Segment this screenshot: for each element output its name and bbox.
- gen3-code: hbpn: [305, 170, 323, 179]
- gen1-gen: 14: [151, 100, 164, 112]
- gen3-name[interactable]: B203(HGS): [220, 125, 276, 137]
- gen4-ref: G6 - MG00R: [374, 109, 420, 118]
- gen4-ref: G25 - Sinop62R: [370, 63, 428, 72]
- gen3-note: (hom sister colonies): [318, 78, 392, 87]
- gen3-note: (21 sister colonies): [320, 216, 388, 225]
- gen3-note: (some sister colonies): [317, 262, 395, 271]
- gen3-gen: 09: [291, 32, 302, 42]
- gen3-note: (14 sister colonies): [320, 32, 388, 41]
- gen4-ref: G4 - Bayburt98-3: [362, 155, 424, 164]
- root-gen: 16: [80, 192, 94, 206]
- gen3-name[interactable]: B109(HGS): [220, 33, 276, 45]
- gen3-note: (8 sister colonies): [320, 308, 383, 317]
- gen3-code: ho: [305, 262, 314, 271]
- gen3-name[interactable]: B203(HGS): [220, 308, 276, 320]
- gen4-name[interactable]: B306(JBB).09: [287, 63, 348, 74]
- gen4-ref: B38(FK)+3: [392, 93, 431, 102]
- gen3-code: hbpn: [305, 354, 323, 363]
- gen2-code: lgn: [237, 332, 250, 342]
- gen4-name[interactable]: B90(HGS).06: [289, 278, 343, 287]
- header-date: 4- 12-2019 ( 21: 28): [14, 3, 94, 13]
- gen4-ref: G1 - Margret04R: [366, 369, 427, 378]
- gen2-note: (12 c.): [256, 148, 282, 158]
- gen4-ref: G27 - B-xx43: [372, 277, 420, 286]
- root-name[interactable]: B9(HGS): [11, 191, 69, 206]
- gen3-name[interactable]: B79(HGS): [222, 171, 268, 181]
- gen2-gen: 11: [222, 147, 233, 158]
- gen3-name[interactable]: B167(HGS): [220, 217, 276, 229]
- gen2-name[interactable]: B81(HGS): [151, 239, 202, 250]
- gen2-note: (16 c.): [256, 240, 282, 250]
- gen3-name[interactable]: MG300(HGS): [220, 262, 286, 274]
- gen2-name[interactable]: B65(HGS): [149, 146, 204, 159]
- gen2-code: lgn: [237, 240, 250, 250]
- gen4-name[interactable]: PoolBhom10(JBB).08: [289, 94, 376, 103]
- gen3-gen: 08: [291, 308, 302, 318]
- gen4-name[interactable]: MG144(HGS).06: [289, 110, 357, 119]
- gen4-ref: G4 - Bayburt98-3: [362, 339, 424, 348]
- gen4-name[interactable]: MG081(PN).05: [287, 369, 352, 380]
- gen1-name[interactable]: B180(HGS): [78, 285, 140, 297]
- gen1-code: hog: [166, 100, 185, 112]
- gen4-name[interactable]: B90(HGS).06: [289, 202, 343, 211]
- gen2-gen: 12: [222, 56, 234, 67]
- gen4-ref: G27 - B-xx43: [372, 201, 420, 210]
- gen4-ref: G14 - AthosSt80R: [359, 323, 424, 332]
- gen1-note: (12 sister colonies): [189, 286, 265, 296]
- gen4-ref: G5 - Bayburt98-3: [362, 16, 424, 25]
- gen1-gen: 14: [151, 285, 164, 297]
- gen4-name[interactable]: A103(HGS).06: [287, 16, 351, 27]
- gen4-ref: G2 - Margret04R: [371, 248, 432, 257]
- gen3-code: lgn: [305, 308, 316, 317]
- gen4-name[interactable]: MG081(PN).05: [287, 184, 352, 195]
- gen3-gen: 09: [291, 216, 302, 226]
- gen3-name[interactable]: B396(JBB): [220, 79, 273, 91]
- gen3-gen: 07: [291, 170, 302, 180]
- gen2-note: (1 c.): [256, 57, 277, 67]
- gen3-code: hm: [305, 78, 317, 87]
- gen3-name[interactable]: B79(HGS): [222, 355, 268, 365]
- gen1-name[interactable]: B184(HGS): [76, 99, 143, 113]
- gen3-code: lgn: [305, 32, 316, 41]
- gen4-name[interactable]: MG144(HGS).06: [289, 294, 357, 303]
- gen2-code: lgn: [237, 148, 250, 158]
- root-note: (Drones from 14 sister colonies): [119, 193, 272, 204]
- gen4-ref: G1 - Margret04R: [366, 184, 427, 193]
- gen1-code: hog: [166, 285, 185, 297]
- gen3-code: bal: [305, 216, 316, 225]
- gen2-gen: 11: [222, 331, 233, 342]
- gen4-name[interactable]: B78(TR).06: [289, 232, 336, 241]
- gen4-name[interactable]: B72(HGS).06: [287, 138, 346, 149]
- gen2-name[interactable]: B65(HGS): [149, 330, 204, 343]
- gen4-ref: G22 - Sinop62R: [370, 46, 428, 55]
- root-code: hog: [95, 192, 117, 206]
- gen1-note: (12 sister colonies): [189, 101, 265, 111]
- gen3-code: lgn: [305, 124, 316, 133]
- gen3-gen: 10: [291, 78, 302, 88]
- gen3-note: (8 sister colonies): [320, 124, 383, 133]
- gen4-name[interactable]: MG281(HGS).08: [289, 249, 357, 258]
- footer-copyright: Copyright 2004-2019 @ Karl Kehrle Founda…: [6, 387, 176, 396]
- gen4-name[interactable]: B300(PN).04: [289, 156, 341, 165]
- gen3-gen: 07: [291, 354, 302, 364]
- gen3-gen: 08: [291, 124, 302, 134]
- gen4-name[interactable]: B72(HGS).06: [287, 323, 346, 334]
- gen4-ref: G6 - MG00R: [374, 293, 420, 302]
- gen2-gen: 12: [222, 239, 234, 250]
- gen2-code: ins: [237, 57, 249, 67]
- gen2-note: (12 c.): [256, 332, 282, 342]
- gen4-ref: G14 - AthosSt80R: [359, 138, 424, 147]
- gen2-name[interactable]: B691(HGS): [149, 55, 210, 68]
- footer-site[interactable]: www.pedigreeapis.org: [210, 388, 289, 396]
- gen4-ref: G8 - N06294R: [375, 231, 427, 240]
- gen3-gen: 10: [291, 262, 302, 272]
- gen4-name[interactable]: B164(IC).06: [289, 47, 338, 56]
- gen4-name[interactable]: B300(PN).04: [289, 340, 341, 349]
____
### Set problem
Copy all of the material above line for line, without changing a single character.

### Reply
Segment this screenshot: for each element output its name and bbox.
- gen3-code: hbpn: [305, 170, 323, 179]
- gen1-gen: 14: [151, 100, 164, 112]
- gen3-name[interactable]: B203(HGS): [220, 125, 276, 137]
- gen4-ref: G6 - MG00R: [374, 109, 420, 118]
- gen4-ref: G25 - Sinop62R: [370, 63, 428, 72]
- gen3-note: (hom sister colonies): [318, 78, 392, 87]
- gen3-note: (21 sister colonies): [320, 216, 388, 225]
- gen3-note: (some sister colonies): [317, 262, 395, 271]
- gen3-gen: 09: [291, 32, 302, 42]
- gen3-note: (14 sister colonies): [320, 32, 388, 41]
- gen4-ref: G4 - Bayburt98-3: [362, 155, 424, 164]
- root-gen: 16: [80, 192, 94, 206]
- gen3-name[interactable]: B109(HGS): [220, 33, 276, 45]
- gen3-note: (8 sister colonies): [320, 308, 383, 317]
- gen3-code: ho: [305, 262, 314, 271]
- gen3-name[interactable]: B203(HGS): [220, 308, 276, 320]
- gen4-name[interactable]: B306(JBB).09: [287, 63, 348, 74]
- gen4-ref: B38(FK)+3: [392, 93, 431, 102]
- gen3-code: hbpn: [305, 354, 323, 363]
- gen2-code: lgn: [237, 332, 250, 342]
- gen4-name[interactable]: B90(HGS).06: [289, 278, 343, 287]
- header-date: 4- 12-2019 ( 21: 28): [14, 3, 94, 13]
- gen4-ref: G1 - Margret04R: [366, 369, 427, 378]
- gen2-note: (12 c.): [256, 148, 282, 158]
- gen4-ref: G27 - B-xx43: [372, 277, 420, 286]
- root-name[interactable]: B9(HGS): [11, 191, 69, 206]
- gen3-name[interactable]: B79(HGS): [222, 171, 268, 181]
- gen2-gen: 11: [222, 147, 233, 158]
- gen3-name[interactable]: B167(HGS): [220, 217, 276, 229]
- gen2-name[interactable]: B81(HGS): [151, 239, 202, 250]
- gen2-note: (16 c.): [256, 240, 282, 250]
- gen3-name[interactable]: MG300(HGS): [220, 262, 286, 274]
- gen2-name[interactable]: B65(HGS): [149, 146, 204, 159]
- gen2-code: lgn: [237, 240, 250, 250]
- gen4-name[interactable]: PoolBhom10(JBB).08: [289, 94, 376, 103]
- gen3-gen: 08: [291, 308, 302, 318]
- gen4-name[interactable]: MG144(HGS).06: [289, 110, 357, 119]
- gen4-ref: G4 - Bayburt98-3: [362, 339, 424, 348]
- gen4-name[interactable]: MG081(PN).05: [287, 369, 352, 380]
- gen1-name[interactable]: B180(HGS): [78, 285, 140, 297]
- gen1-code: hog: [166, 100, 185, 112]
- gen4-name[interactable]: B90(HGS).06: [289, 202, 343, 211]
- gen2-gen: 12: [222, 56, 234, 67]
- gen4-ref: G27 - B-xx43: [372, 201, 420, 210]
- gen4-ref: G14 - AthosSt80R: [359, 323, 424, 332]
- gen1-note: (12 sister colonies): [189, 286, 265, 296]
- gen4-ref: G5 - Bayburt98-3: [362, 16, 424, 25]
- gen1-gen: 14: [151, 285, 164, 297]
- gen4-name[interactable]: A103(HGS).06: [287, 16, 351, 27]
- gen4-ref: G2 - Margret04R: [371, 248, 432, 257]
- gen3-code: lgn: [305, 308, 316, 317]
- gen4-name[interactable]: MG081(PN).05: [287, 184, 352, 195]
- gen3-gen: 09: [291, 216, 302, 226]
- gen3-name[interactable]: B396(JBB): [220, 79, 273, 91]
- gen3-gen: 07: [291, 170, 302, 180]
- gen2-note: (1 c.): [256, 57, 277, 67]
- gen3-code: hm: [305, 78, 317, 87]
- gen3-name[interactable]: B79(HGS): [222, 355, 268, 365]
- gen1-name[interactable]: B184(HGS): [76, 99, 143, 113]
- gen3-code: lgn: [305, 32, 316, 41]
- gen4-name[interactable]: MG144(HGS).06: [289, 294, 357, 303]
- gen2-code: lgn: [237, 148, 250, 158]
- root-note: (Drones from 14 sister colonies): [119, 193, 272, 204]
- gen4-ref: G1 - Margret04R: [366, 184, 427, 193]
- gen1-code: hog: [166, 285, 185, 297]
- gen3-code: bal: [305, 216, 316, 225]
- gen2-gen: 11: [222, 331, 233, 342]
- gen4-name[interactable]: B78(TR).06: [289, 232, 336, 241]
- gen4-name[interactable]: B72(HGS).06: [287, 138, 346, 149]
- gen2-name[interactable]: B65(HGS): [149, 330, 204, 343]
- gen4-ref: G22 - Sinop62R: [370, 46, 428, 55]
- root-code: hog: [95, 192, 117, 206]
- gen1-note: (12 sister colonies): [189, 101, 265, 111]
- gen3-code: lgn: [305, 124, 316, 133]
- gen3-gen: 10: [291, 78, 302, 88]
- gen3-note: (8 sister colonies): [320, 124, 383, 133]
- gen4-name[interactable]: MG281(HGS).08: [289, 249, 357, 258]
- footer-copyright: Copyright 2004-2019 @ Karl Kehrle Founda…: [6, 387, 176, 396]
- gen4-name[interactable]: B300(PN).04: [289, 156, 341, 165]
- gen3-gen: 07: [291, 354, 302, 364]
- gen3-gen: 08: [291, 124, 302, 134]
- gen4-name[interactable]: B72(HGS).06: [287, 323, 346, 334]
- gen4-ref: G6 - MG00R: [374, 293, 420, 302]
- gen2-gen: 12: [222, 239, 234, 250]
- gen2-code: ins: [237, 57, 249, 67]
- gen2-note: (12 c.): [256, 332, 282, 342]
- gen4-ref: G14 - AthosSt80R: [359, 138, 424, 147]
- gen2-name[interactable]: B691(HGS): [149, 55, 210, 68]
- footer-site[interactable]: www.pedigreeapis.org: [210, 388, 289, 396]
- gen4-ref: G8 - N06294R: [375, 231, 427, 240]
- gen3-gen: 10: [291, 262, 302, 272]
- gen4-name[interactable]: B164(IC).06: [289, 47, 338, 56]
- gen4-name[interactable]: B300(PN).04: [289, 340, 341, 349]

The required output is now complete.